BEGIN Records to process

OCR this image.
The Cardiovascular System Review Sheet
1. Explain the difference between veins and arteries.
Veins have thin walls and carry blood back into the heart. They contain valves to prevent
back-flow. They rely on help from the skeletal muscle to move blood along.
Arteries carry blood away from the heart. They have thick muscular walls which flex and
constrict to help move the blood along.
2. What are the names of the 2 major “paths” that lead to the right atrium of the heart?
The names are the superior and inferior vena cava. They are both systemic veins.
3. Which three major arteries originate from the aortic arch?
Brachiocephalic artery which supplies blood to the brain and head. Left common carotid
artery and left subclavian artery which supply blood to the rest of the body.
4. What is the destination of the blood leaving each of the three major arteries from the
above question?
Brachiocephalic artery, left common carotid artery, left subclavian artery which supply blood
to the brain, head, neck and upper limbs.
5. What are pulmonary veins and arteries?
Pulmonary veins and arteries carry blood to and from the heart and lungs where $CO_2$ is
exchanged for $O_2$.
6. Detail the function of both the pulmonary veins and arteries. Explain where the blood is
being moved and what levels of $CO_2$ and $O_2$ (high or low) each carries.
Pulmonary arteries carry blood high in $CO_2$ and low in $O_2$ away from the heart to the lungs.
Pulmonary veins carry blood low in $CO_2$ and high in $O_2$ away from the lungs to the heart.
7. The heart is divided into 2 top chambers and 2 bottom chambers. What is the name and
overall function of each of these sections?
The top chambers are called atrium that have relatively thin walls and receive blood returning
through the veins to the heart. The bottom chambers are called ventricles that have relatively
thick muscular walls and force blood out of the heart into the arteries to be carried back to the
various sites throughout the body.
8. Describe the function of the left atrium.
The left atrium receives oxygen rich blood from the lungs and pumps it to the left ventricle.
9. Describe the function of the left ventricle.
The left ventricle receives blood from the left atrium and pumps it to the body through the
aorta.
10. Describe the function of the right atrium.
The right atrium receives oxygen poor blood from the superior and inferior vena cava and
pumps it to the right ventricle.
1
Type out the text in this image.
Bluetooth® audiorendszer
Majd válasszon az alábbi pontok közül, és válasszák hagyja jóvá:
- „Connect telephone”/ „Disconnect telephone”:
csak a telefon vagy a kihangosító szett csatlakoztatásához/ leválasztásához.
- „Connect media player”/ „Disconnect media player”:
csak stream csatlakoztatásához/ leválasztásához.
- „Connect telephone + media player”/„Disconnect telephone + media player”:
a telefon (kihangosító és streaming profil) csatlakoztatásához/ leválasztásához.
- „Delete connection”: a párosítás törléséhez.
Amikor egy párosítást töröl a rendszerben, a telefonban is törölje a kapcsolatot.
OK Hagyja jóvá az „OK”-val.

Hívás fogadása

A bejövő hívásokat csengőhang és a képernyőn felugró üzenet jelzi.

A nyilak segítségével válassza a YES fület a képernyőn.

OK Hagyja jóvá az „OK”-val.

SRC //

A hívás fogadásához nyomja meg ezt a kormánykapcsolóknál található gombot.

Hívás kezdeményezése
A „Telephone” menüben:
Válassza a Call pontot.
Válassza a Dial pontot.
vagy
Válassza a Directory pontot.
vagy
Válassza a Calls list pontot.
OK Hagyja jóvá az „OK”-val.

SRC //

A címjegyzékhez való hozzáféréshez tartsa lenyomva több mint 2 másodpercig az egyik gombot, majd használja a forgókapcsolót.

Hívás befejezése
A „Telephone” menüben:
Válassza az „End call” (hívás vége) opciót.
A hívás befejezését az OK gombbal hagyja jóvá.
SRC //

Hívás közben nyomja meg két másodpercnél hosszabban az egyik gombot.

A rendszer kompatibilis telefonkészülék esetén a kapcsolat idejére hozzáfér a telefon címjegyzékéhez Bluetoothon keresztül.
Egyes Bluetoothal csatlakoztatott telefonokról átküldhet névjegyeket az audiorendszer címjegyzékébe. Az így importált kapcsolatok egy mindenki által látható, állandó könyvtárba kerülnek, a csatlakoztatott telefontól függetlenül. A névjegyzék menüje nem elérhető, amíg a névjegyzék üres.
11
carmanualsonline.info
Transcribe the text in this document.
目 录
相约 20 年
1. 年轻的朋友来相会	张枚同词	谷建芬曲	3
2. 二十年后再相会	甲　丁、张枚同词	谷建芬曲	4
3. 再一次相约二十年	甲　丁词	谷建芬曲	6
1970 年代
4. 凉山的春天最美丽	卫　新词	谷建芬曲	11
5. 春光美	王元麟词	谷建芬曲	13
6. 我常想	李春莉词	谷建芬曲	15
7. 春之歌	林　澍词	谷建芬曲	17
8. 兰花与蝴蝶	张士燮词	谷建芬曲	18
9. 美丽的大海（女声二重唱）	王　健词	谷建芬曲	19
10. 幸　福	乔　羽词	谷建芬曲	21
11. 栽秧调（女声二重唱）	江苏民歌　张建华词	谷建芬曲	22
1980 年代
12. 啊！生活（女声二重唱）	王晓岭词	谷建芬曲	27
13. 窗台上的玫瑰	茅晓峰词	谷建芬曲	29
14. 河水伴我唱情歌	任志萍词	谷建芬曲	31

END Records to process

Repeat each record in full; every line must match exactly.

OCR this image.
The Cardiovascular System Review Sheet
1. Explain the difference between veins and arteries.
Veins have thin walls and carry blood back into the heart. They contain valves to prevent
back-flow. They rely on help from the skeletal muscle to move blood along.
Arteries carry blood away from the heart. They have thick muscular walls which flex and
constrict to help move the blood along.
2. What are the names of the 2 major “paths” that lead to the right atrium of the heart?
The names are the superior and inferior vena cava. They are both systemic veins.
3. Which three major arteries originate from the aortic arch?
Brachiocephalic artery which supplies blood to the brain and head. Left common carotid
artery and left subclavian artery which supply blood to the rest of the body.
4. What is the destination of the blood leaving each of the three major arteries from the
above question?
Brachiocephalic artery, left common carotid artery, left subclavian artery which supply blood
to the brain, head, neck and upper limbs.
5. What are pulmonary veins and arteries?
Pulmonary veins and arteries carry blood to and from the heart and lungs where $CO_2$ is
exchanged for $O_2$.
6. Detail the function of both the pulmonary veins and arteries. Explain where the blood is
being moved and what levels of $CO_2$ and $O_2$ (high or low) each carries.
Pulmonary arteries carry blood high in $CO_2$ and low in $O_2$ away from the heart to the lungs.
Pulmonary veins carry blood low in $CO_2$ and high in $O_2$ away from the lungs to the heart.
7. The heart is divided into 2 top chambers and 2 bottom chambers. What is the name and
overall function of each of these sections?
The top chambers are called atrium that have relatively thin walls and receive blood returning
through the veins to the heart. The bottom chambers are called ventricles that have relatively
thick muscular walls and force blood out of the heart into the arteries to be carried back to the
various sites throughout the body.
8. Describe the function of the left atrium.
The left atrium receives oxygen rich blood from the lungs and pumps it to the left ventricle.
9. Describe the function of the left ventricle.
The left ventricle receives blood from the left atrium and pumps it to the body through the
aorta.
10. Describe the function of the right atrium.
The right atrium receives oxygen poor blood from the superior and inferior vena cava and
pumps it to the right ventricle.
1
Type out the text in this image.
Bluetooth® audiorendszer
Majd válasszon az alábbi pontok közül, és válasszák hagyja jóvá:
- „Connect telephone”/ „Disconnect telephone”:
csak a telefon vagy a kihangosító szett csatlakoztatásához/ leválasztásához.
- „Connect media player”/ „Disconnect media player”:
csak stream csatlakoztatásához/ leválasztásához.
- „Connect telephone + media player”/„Disconnect telephone + media player”:
a telefon (kihangosító és streaming profil) csatlakoztatásához/ leválasztásához.
- „Delete connection”: a párosítás törléséhez.
Amikor egy párosítást töröl a rendszerben, a telefonban is törölje a kapcsolatot.
OK Hagyja jóvá az „OK”-val.

Hívás fogadása

A bejövő hívásokat csengőhang és a képernyőn felugró üzenet jelzi.

A nyilak segítségével válassza a YES fület a képernyőn.

OK Hagyja jóvá az „OK”-val.

SRC //

A hívás fogadásához nyomja meg ezt a kormánykapcsolóknál található gombot.

Hívás kezdeményezése
A „Telephone” menüben:
Válassza a Call pontot.
Válassza a Dial pontot.
vagy
Válassza a Directory pontot.
vagy
Válassza a Calls list pontot.
OK Hagyja jóvá az „OK”-val.

SRC //

A címjegyzékhez való hozzáféréshez tartsa lenyomva több mint 2 másodpercig az egyik gombot, majd használja a forgókapcsolót.

Hívás befejezése
A „Telephone” menüben:
Válassza az „End call” (hívás vége) opciót.
A hívás befejezését az OK gombbal hagyja jóvá.
SRC //

Hívás közben nyomja meg két másodpercnél hosszabban az egyik gombot.

A rendszer kompatibilis telefonkészülék esetén a kapcsolat idejére hozzáfér a telefon címjegyzékéhez Bluetoothon keresztül.
Egyes Bluetoothal csatlakoztatott telefonokról átküldhet névjegyeket az audiorendszer címjegyzékébe. Az így importált kapcsolatok egy mindenki által látható, állandó könyvtárba kerülnek, a csatlakoztatott telefontól függetlenül. A névjegyzék menüje nem elérhető, amíg a névjegyzék üres.
11
carmanualsonline.info
Transcribe the text in this document.
目 录
相约 20 年
1. 年轻的朋友来相会	张枚同词	谷建芬曲	3
2. 二十年后再相会	甲　丁、张枚同词	谷建芬曲	4
3. 再一次相约二十年	甲　丁词	谷建芬曲	6
1970 年代
4. 凉山的春天最美丽	卫　新词	谷建芬曲	11
5. 春光美	王元麟词	谷建芬曲	13
6. 我常想	李春莉词	谷建芬曲	15
7. 春之歌	林　澍词	谷建芬曲	17
8. 兰花与蝴蝶	张士燮词	谷建芬曲	18
9. 美丽的大海（女声二重唱）	王　健词	谷建芬曲	19
10. 幸　福	乔　羽词	谷建芬曲	21
11. 栽秧调（女声二重唱）	江苏民歌　张建华词	谷建芬曲	22
1980 年代
12. 啊！生活（女声二重唱）	王晓岭词	谷建芬曲	27
13. 窗台上的玫瑰	茅晓峰词	谷建芬曲	29
14. 河水伴我唱情歌	任志萍词	谷建芬曲	31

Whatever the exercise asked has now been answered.